TASK –
Using the listing below, extract each line that has the word "JSON" in it.

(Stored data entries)
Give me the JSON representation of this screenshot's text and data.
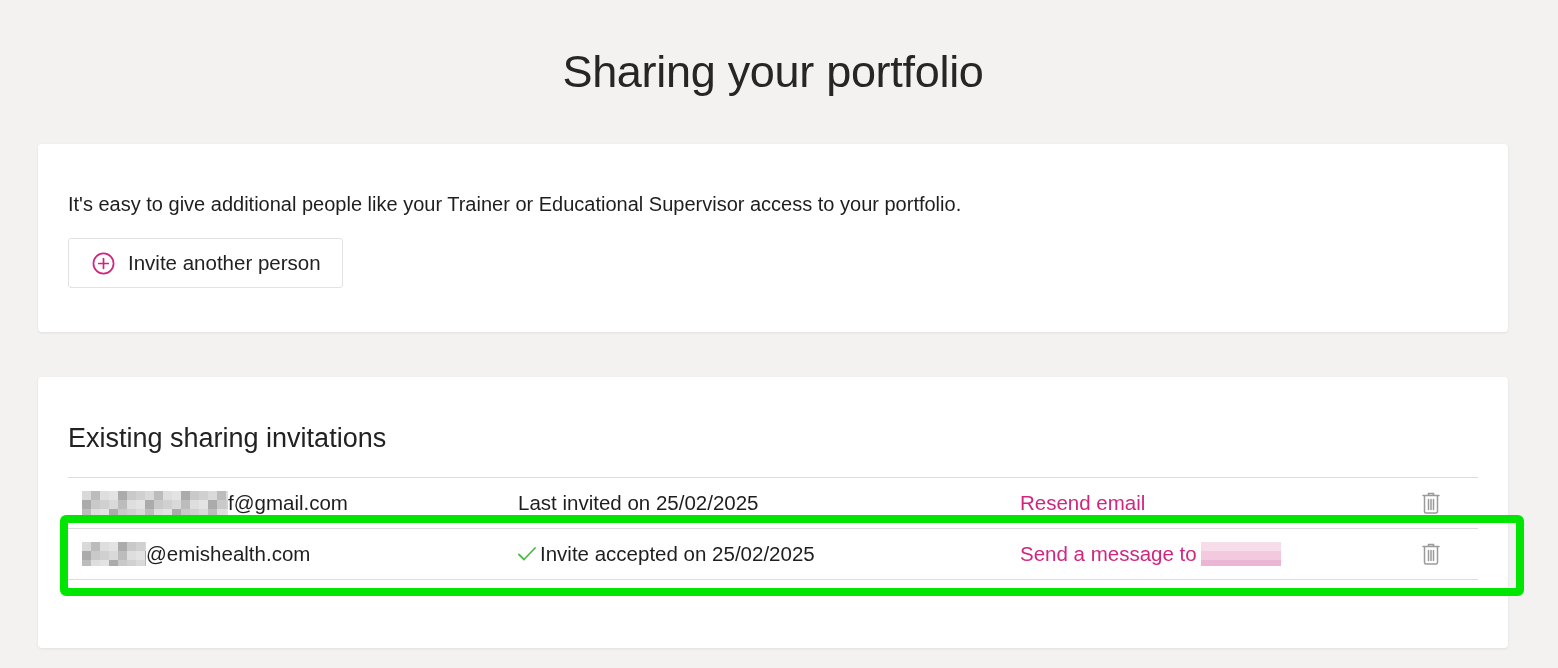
{
  "page": {
    "title": "Sharing your portfolio"
  },
  "intro_card": {
    "text": "It's easy to give additional people like your Trainer or Educational Supervisor access to your portfolio.",
    "invite_button": {
      "label": "Invite another person"
    }
  },
  "invitations": {
    "heading": "Existing sharing invitations",
    "rows": [
      {
        "email": "f@gmail.com",
        "email_redacted": true,
        "status": "Last invited on 25/02/2025",
        "accepted": false,
        "action": "Resend email",
        "action_redacted": false,
        "highlighted": false
      },
      {
        "email": "@emishealth.com",
        "email_redacted": true,
        "status": "Invite accepted on 25/02/2025",
        "accepted": true,
        "action": "Send a message to",
        "action_redacted": true,
        "highlighted": true
      }
    ]
  }
}
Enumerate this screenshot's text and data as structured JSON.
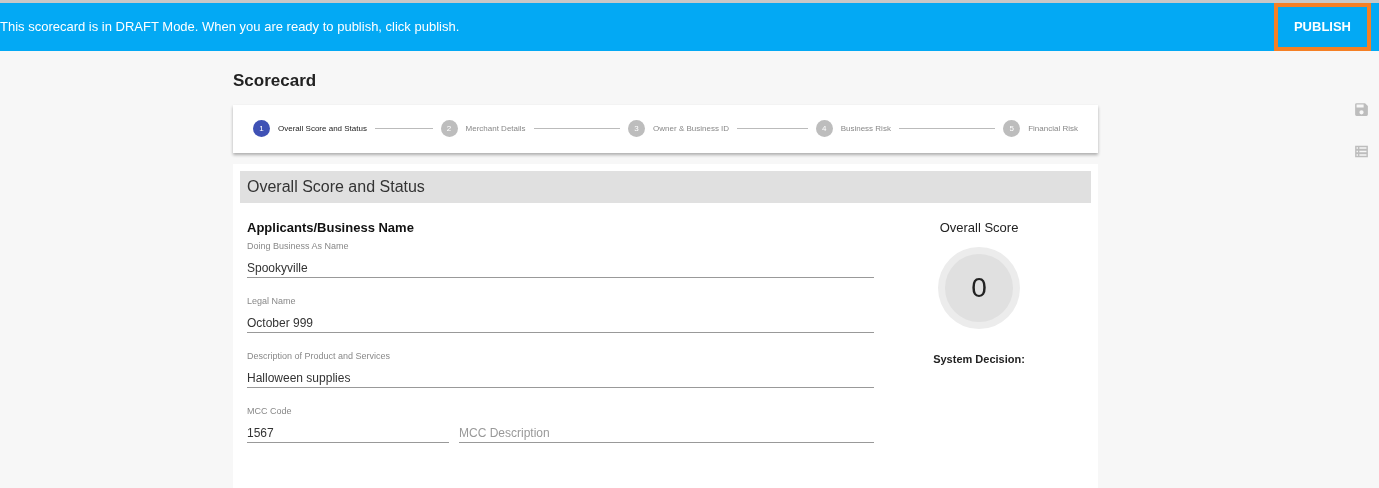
{
  "banner": {
    "message": "This scorecard is in DRAFT Mode. When you are ready to publish, click publish.",
    "button": "PUBLISH"
  },
  "page_title": "Scorecard",
  "steps": [
    {
      "number": "1",
      "label": "Overall Score and Status",
      "selected": true
    },
    {
      "number": "2",
      "label": "Merchant Details",
      "selected": false
    },
    {
      "number": "3",
      "label": "Owner & Business ID",
      "selected": false
    },
    {
      "number": "4",
      "label": "Business Risk",
      "selected": false
    },
    {
      "number": "5",
      "label": "Financial Risk",
      "selected": false
    }
  ],
  "section": {
    "title": "Overall Score and Status",
    "subtitle": "Applicants/Business Name",
    "fields": [
      {
        "label": "Doing Business As Name",
        "value": "Spookyville"
      },
      {
        "label": "Legal Name",
        "value": "October 999"
      },
      {
        "label": "Description of Product and Services",
        "value": "Halloween supplies"
      }
    ],
    "mcc": {
      "code_label": "MCC Code",
      "code_value": "1567",
      "description_placeholder": "MCC Description"
    },
    "score": {
      "title": "Overall Score",
      "value": "0",
      "decision_label": "System Decision:"
    }
  }
}
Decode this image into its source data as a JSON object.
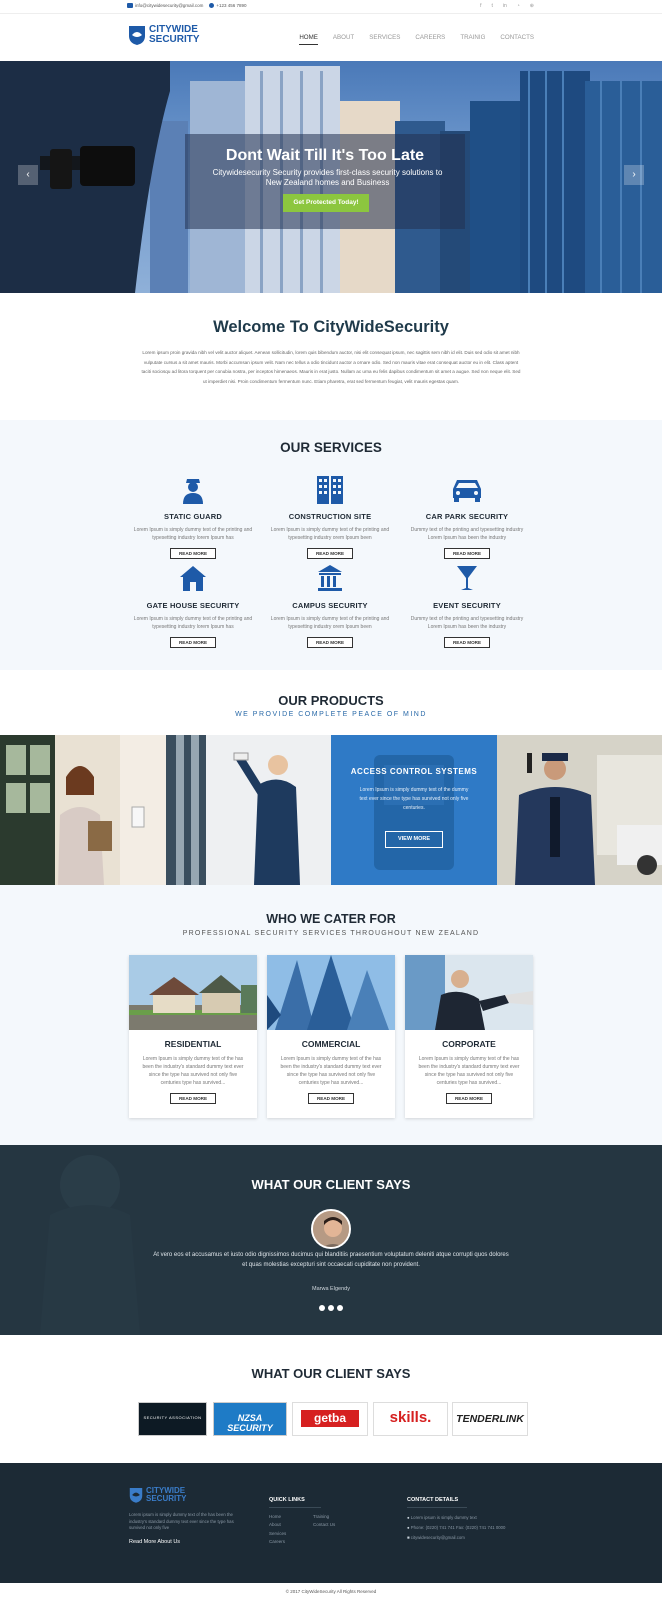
{
  "topbar": {
    "email": "info@citywidesecurity@gmail.com",
    "phone": "+123 456 7890",
    "social_icons": [
      "facebook-icon",
      "twitter-icon",
      "linkedin-icon",
      "rss-icon",
      "globe-icon"
    ]
  },
  "header": {
    "logo_line1": "CITYWIDE",
    "logo_line2": "SECURITY",
    "nav": [
      "HOME",
      "ABOUT",
      "SERVICES",
      "CAREERS",
      "TRAINIG",
      "CONTACTS"
    ],
    "active": "HOME"
  },
  "hero": {
    "title": "Dont Wait Till It's Too Late",
    "subtitle": "Citywidesecurity Security provides first-class security solutions to New Zealand homes and Business",
    "cta": "Get Protected Today!",
    "prev": "‹",
    "next": "›"
  },
  "welcome": {
    "title": "Welcome To CityWideSecurity",
    "body": "Lorem ipsum proin gravida nibh vel velit auctor aliquet. Aenean sollicitudin, lorem quis bibendum auctor, nisi elit consequat ipsum, nec sagittis sem nibh id elit. Duis sed odio sit amet nibh vulputate cursus a sit amet mauris. Morbi accumsan ipsum velit. Nam nec tellus a odio tincidunt auctor a ornare odio. Sed non mauris vitae erat consequat auctor eu in elit. Class aptent taciti sociosqu ad litora torquent per conubia nostra, per inceptos himenaeos. Mauris in erat justo. Nullam ac urna eu felis dapibus condimentum sit amet a augue. Sed non neque elit. Sed ut imperdiet nisi. Proin condimentum fermentum nunc. Etiam pharetra, erat sed fermentum feugiat, velit mauris egestas quam."
  },
  "services": {
    "title": "OUR SERVICES",
    "read_more": "READ MORE",
    "items": [
      {
        "title": "STATIC GUARD",
        "text": "Lorem Ipsum is simply dummy text of the printing and typesetting industry lorem Ipsum has",
        "icon": "guard-icon"
      },
      {
        "title": "CONSTRUCTION SITE",
        "text": "Lorem Ipsum is simply dummy text of the printing and typesetting industry orem Ipsum been",
        "icon": "building-icon"
      },
      {
        "title": "CAR PARK SECURITY",
        "text": "Dummy text of the printing and typesetting industry Lorem Ipsum has been the industry",
        "icon": "car-icon"
      },
      {
        "title": "GATE HOUSE SECURITY",
        "text": "Lorem Ipsum is simply dummy text of the printing and typesetting industry lorem Ipsum has",
        "icon": "house-icon"
      },
      {
        "title": "CAMPUS SECURITY",
        "text": "Lorem Ipsum is simply dummy text of the printing and typesetting industry orem Ipsum been",
        "icon": "campus-icon"
      },
      {
        "title": "EVENT SECURITY",
        "text": "Dummy text of the printing and typesetting industry Lorem Ipsum has been the industry",
        "icon": "cocktail-icon"
      }
    ]
  },
  "products": {
    "title": "OUR PRODUCTS",
    "subtitle": "WE PROVIDE COMPLETE PEACE OF MIND",
    "feature_title": "ACCESS CONTROL SYSTEMS",
    "feature_text": "Lorem Ipsum is simply dummy text of the dummy text ever since the type has survived not only five centuries.",
    "feature_button": "VIEW MORE"
  },
  "cater": {
    "title": "WHO WE CATER FOR",
    "subtitle": "PROFESSIONAL SECURITY SERVICES THROUGHOUT NEW ZEALAND",
    "read_more": "READ MORE",
    "cards": [
      {
        "title": "RESIDENTIAL",
        "text": "Lorem Ipsum is simply dummy text of the has been the industry's standard dummy text ever since the type has survived not only five centuries type has survived..."
      },
      {
        "title": "COMMERCIAL",
        "text": "Lorem Ipsum is simply dummy text of the has been the industry's standard dummy text ever since the type has survived not only five centuries type has survived..."
      },
      {
        "title": "CORPORATE",
        "text": "Lorem Ipsum is simply dummy text of the has been the industry's standard dummy text ever since the type has survived not only five centuries type has survived..."
      }
    ]
  },
  "testimonial": {
    "title": "WHAT OUR CLIENT SAYS",
    "quote": "At vero eos et accusamus et iusto odio dignissimos ducimus qui blanditiis praesentium voluptatum deleniti atque corrupti quos dolores et quas molestias excepturi sint occaecati cupiditate non provident.",
    "name": "Marwa Elgendy"
  },
  "partners": {
    "title": "WHAT OUR CLIENT SAYS",
    "logos": [
      {
        "name": "SECURITY ASSOCIATION",
        "bg": "#0d1a24",
        "fg": "#ffffff"
      },
      {
        "name": "NZSA SECURITY",
        "bg": "#1e7bc6",
        "fg": "#ffffff"
      },
      {
        "name": "getba",
        "bg": "#ffffff",
        "fg": "#d62020"
      },
      {
        "name": "skills.",
        "bg": "#ffffff",
        "fg": "#d62020"
      },
      {
        "name": "TENDERLINK",
        "bg": "#ffffff",
        "fg": "#222222"
      }
    ]
  },
  "footer": {
    "about_text": "Lorem ipsum is simply dummy text of the has been the industry's standard dummy text ever since the type has survived not only five",
    "about_link": "Read More About Us",
    "quick_title": "QUICK LINKS",
    "quick_col1": [
      "Home",
      "About",
      "Services",
      "Careers"
    ],
    "quick_col2": [
      "Training",
      "Contact Us"
    ],
    "contact_title": "CONTACT DETAILS",
    "contact": [
      "Lorem ipsum is simply dummy text",
      "Phone: (0220) 741 741 Fax: (0220) 741 741 0000",
      "citywidesecurity@gmail.com"
    ],
    "copyright": "© 2017 CityWideSecurity All Rights Reserved"
  },
  "colors": {
    "brand": "#1e5aa8",
    "cta": "#8cc63f",
    "dark": "#1f2a35"
  }
}
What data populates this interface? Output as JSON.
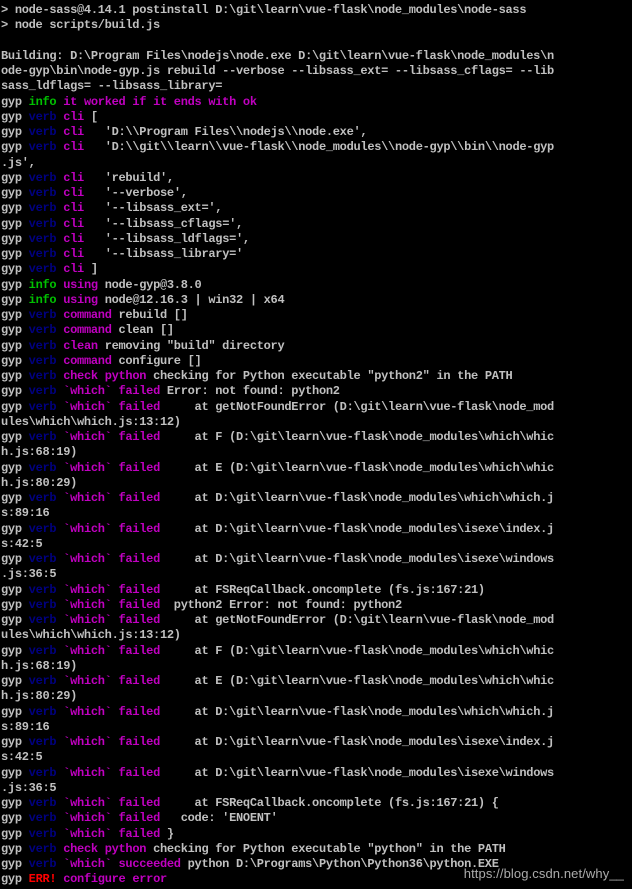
{
  "colors": {
    "text": "#c0c0c0",
    "gyp": "#c0c0c0",
    "info": "#00c000",
    "verb": "#000080",
    "magenta": "#c000c0",
    "err": "#ff0000",
    "background": "#000000"
  },
  "terminal": {
    "lines": [
      [
        [
          "> node-sass@4.14.1 postinstall D:\\git\\learn\\vue-flask\\node_modules\\node-sass",
          "text"
        ]
      ],
      [
        [
          "> node scripts/build.js",
          "text"
        ]
      ],
      [
        [
          "",
          "text"
        ]
      ],
      [
        [
          "Building: D:\\Program Files\\nodejs\\node.exe D:\\git\\learn\\vue-flask\\node_modules\\n",
          "text"
        ]
      ],
      [
        [
          "ode-gyp\\bin\\node-gyp.js rebuild --verbose --libsass_ext= --libsass_cflags= --lib",
          "text"
        ]
      ],
      [
        [
          "sass_ldflags= --libsass_library=",
          "text"
        ]
      ],
      [
        [
          "gyp ",
          "gyp"
        ],
        [
          "info",
          "info"
        ],
        [
          " it worked if it ends with ok",
          "magenta"
        ]
      ],
      [
        [
          "gyp ",
          "gyp"
        ],
        [
          "verb",
          "verb"
        ],
        [
          " cli",
          "magenta"
        ],
        [
          " [",
          "text"
        ]
      ],
      [
        [
          "gyp ",
          "gyp"
        ],
        [
          "verb",
          "verb"
        ],
        [
          " cli",
          "magenta"
        ],
        [
          "   'D:\\\\Program Files\\\\nodejs\\\\node.exe',",
          "text"
        ]
      ],
      [
        [
          "gyp ",
          "gyp"
        ],
        [
          "verb",
          "verb"
        ],
        [
          " cli",
          "magenta"
        ],
        [
          "   'D:\\\\git\\\\learn\\\\vue-flask\\\\node_modules\\\\node-gyp\\\\bin\\\\node-gyp",
          "text"
        ]
      ],
      [
        [
          ".js',",
          "text"
        ]
      ],
      [
        [
          "gyp ",
          "gyp"
        ],
        [
          "verb",
          "verb"
        ],
        [
          " cli",
          "magenta"
        ],
        [
          "   'rebuild',",
          "text"
        ]
      ],
      [
        [
          "gyp ",
          "gyp"
        ],
        [
          "verb",
          "verb"
        ],
        [
          " cli",
          "magenta"
        ],
        [
          "   '--verbose',",
          "text"
        ]
      ],
      [
        [
          "gyp ",
          "gyp"
        ],
        [
          "verb",
          "verb"
        ],
        [
          " cli",
          "magenta"
        ],
        [
          "   '--libsass_ext=',",
          "text"
        ]
      ],
      [
        [
          "gyp ",
          "gyp"
        ],
        [
          "verb",
          "verb"
        ],
        [
          " cli",
          "magenta"
        ],
        [
          "   '--libsass_cflags=',",
          "text"
        ]
      ],
      [
        [
          "gyp ",
          "gyp"
        ],
        [
          "verb",
          "verb"
        ],
        [
          " cli",
          "magenta"
        ],
        [
          "   '--libsass_ldflags=',",
          "text"
        ]
      ],
      [
        [
          "gyp ",
          "gyp"
        ],
        [
          "verb",
          "verb"
        ],
        [
          " cli",
          "magenta"
        ],
        [
          "   '--libsass_library='",
          "text"
        ]
      ],
      [
        [
          "gyp ",
          "gyp"
        ],
        [
          "verb",
          "verb"
        ],
        [
          " cli",
          "magenta"
        ],
        [
          " ]",
          "text"
        ]
      ],
      [
        [
          "gyp ",
          "gyp"
        ],
        [
          "info",
          "info"
        ],
        [
          " using",
          "magenta"
        ],
        [
          " node-gyp@3.8.0",
          "text"
        ]
      ],
      [
        [
          "gyp ",
          "gyp"
        ],
        [
          "info",
          "info"
        ],
        [
          " using",
          "magenta"
        ],
        [
          " node@12.16.3 | win32 | x64",
          "text"
        ]
      ],
      [
        [
          "gyp ",
          "gyp"
        ],
        [
          "verb",
          "verb"
        ],
        [
          " command",
          "magenta"
        ],
        [
          " rebuild []",
          "text"
        ]
      ],
      [
        [
          "gyp ",
          "gyp"
        ],
        [
          "verb",
          "verb"
        ],
        [
          " command",
          "magenta"
        ],
        [
          " clean []",
          "text"
        ]
      ],
      [
        [
          "gyp ",
          "gyp"
        ],
        [
          "verb",
          "verb"
        ],
        [
          " clean",
          "magenta"
        ],
        [
          " removing \"build\" directory",
          "text"
        ]
      ],
      [
        [
          "gyp ",
          "gyp"
        ],
        [
          "verb",
          "verb"
        ],
        [
          " command",
          "magenta"
        ],
        [
          " configure []",
          "text"
        ]
      ],
      [
        [
          "gyp ",
          "gyp"
        ],
        [
          "verb",
          "verb"
        ],
        [
          " check python",
          "magenta"
        ],
        [
          " checking for Python executable \"python2\" in the PATH",
          "text"
        ]
      ],
      [
        [
          "gyp ",
          "gyp"
        ],
        [
          "verb",
          "verb"
        ],
        [
          " `which` failed",
          "magenta"
        ],
        [
          " Error: not found: python2",
          "text"
        ]
      ],
      [
        [
          "gyp ",
          "gyp"
        ],
        [
          "verb",
          "verb"
        ],
        [
          " `which` failed",
          "magenta"
        ],
        [
          "     at getNotFoundError (D:\\git\\learn\\vue-flask\\node_mod",
          "text"
        ]
      ],
      [
        [
          "ules\\which\\which.js:13:12)",
          "text"
        ]
      ],
      [
        [
          "gyp ",
          "gyp"
        ],
        [
          "verb",
          "verb"
        ],
        [
          " `which` failed",
          "magenta"
        ],
        [
          "     at F (D:\\git\\learn\\vue-flask\\node_modules\\which\\whic",
          "text"
        ]
      ],
      [
        [
          "h.js:68:19)",
          "text"
        ]
      ],
      [
        [
          "gyp ",
          "gyp"
        ],
        [
          "verb",
          "verb"
        ],
        [
          " `which` failed",
          "magenta"
        ],
        [
          "     at E (D:\\git\\learn\\vue-flask\\node_modules\\which\\whic",
          "text"
        ]
      ],
      [
        [
          "h.js:80:29)",
          "text"
        ]
      ],
      [
        [
          "gyp ",
          "gyp"
        ],
        [
          "verb",
          "verb"
        ],
        [
          " `which` failed",
          "magenta"
        ],
        [
          "     at D:\\git\\learn\\vue-flask\\node_modules\\which\\which.j",
          "text"
        ]
      ],
      [
        [
          "s:89:16",
          "text"
        ]
      ],
      [
        [
          "gyp ",
          "gyp"
        ],
        [
          "verb",
          "verb"
        ],
        [
          " `which` failed",
          "magenta"
        ],
        [
          "     at D:\\git\\learn\\vue-flask\\node_modules\\isexe\\index.j",
          "text"
        ]
      ],
      [
        [
          "s:42:5",
          "text"
        ]
      ],
      [
        [
          "gyp ",
          "gyp"
        ],
        [
          "verb",
          "verb"
        ],
        [
          " `which` failed",
          "magenta"
        ],
        [
          "     at D:\\git\\learn\\vue-flask\\node_modules\\isexe\\windows",
          "text"
        ]
      ],
      [
        [
          ".js:36:5",
          "text"
        ]
      ],
      [
        [
          "gyp ",
          "gyp"
        ],
        [
          "verb",
          "verb"
        ],
        [
          " `which` failed",
          "magenta"
        ],
        [
          "     at FSReqCallback.oncomplete (fs.js:167:21)",
          "text"
        ]
      ],
      [
        [
          "gyp ",
          "gyp"
        ],
        [
          "verb",
          "verb"
        ],
        [
          " `which` failed",
          "magenta"
        ],
        [
          "  python2 Error: not found: python2",
          "text"
        ]
      ],
      [
        [
          "gyp ",
          "gyp"
        ],
        [
          "verb",
          "verb"
        ],
        [
          " `which` failed",
          "magenta"
        ],
        [
          "     at getNotFoundError (D:\\git\\learn\\vue-flask\\node_mod",
          "text"
        ]
      ],
      [
        [
          "ules\\which\\which.js:13:12)",
          "text"
        ]
      ],
      [
        [
          "gyp ",
          "gyp"
        ],
        [
          "verb",
          "verb"
        ],
        [
          " `which` failed",
          "magenta"
        ],
        [
          "     at F (D:\\git\\learn\\vue-flask\\node_modules\\which\\whic",
          "text"
        ]
      ],
      [
        [
          "h.js:68:19)",
          "text"
        ]
      ],
      [
        [
          "gyp ",
          "gyp"
        ],
        [
          "verb",
          "verb"
        ],
        [
          " `which` failed",
          "magenta"
        ],
        [
          "     at E (D:\\git\\learn\\vue-flask\\node_modules\\which\\whic",
          "text"
        ]
      ],
      [
        [
          "h.js:80:29)",
          "text"
        ]
      ],
      [
        [
          "gyp ",
          "gyp"
        ],
        [
          "verb",
          "verb"
        ],
        [
          " `which` failed",
          "magenta"
        ],
        [
          "     at D:\\git\\learn\\vue-flask\\node_modules\\which\\which.j",
          "text"
        ]
      ],
      [
        [
          "s:89:16",
          "text"
        ]
      ],
      [
        [
          "gyp ",
          "gyp"
        ],
        [
          "verb",
          "verb"
        ],
        [
          " `which` failed",
          "magenta"
        ],
        [
          "     at D:\\git\\learn\\vue-flask\\node_modules\\isexe\\index.j",
          "text"
        ]
      ],
      [
        [
          "s:42:5",
          "text"
        ]
      ],
      [
        [
          "gyp ",
          "gyp"
        ],
        [
          "verb",
          "verb"
        ],
        [
          " `which` failed",
          "magenta"
        ],
        [
          "     at D:\\git\\learn\\vue-flask\\node_modules\\isexe\\windows",
          "text"
        ]
      ],
      [
        [
          ".js:36:5",
          "text"
        ]
      ],
      [
        [
          "gyp ",
          "gyp"
        ],
        [
          "verb",
          "verb"
        ],
        [
          " `which` failed",
          "magenta"
        ],
        [
          "     at FSReqCallback.oncomplete (fs.js:167:21) {",
          "text"
        ]
      ],
      [
        [
          "gyp ",
          "gyp"
        ],
        [
          "verb",
          "verb"
        ],
        [
          " `which` failed",
          "magenta"
        ],
        [
          "   code: 'ENOENT'",
          "text"
        ]
      ],
      [
        [
          "gyp ",
          "gyp"
        ],
        [
          "verb",
          "verb"
        ],
        [
          " `which` failed",
          "magenta"
        ],
        [
          " }",
          "text"
        ]
      ],
      [
        [
          "gyp ",
          "gyp"
        ],
        [
          "verb",
          "verb"
        ],
        [
          " check python",
          "magenta"
        ],
        [
          " checking for Python executable \"python\" in the PATH",
          "text"
        ]
      ],
      [
        [
          "gyp ",
          "gyp"
        ],
        [
          "verb",
          "verb"
        ],
        [
          " `which` succeeded",
          "magenta"
        ],
        [
          " python D:\\Programs\\Python\\Python36\\python.EXE",
          "text"
        ]
      ],
      [
        [
          "gyp ",
          "gyp"
        ],
        [
          "ERR!",
          "err"
        ],
        [
          " configure error",
          "magenta"
        ]
      ]
    ]
  },
  "watermark": "https://blog.csdn.net/why__"
}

CORRECT RESULT –
Give me the JSON representation of this screenshot's text and data.
Enumerate this screenshot's text and data as structured JSON.
Decode this image into its source data as a JSON object.
What data populates this interface? Output as JSON.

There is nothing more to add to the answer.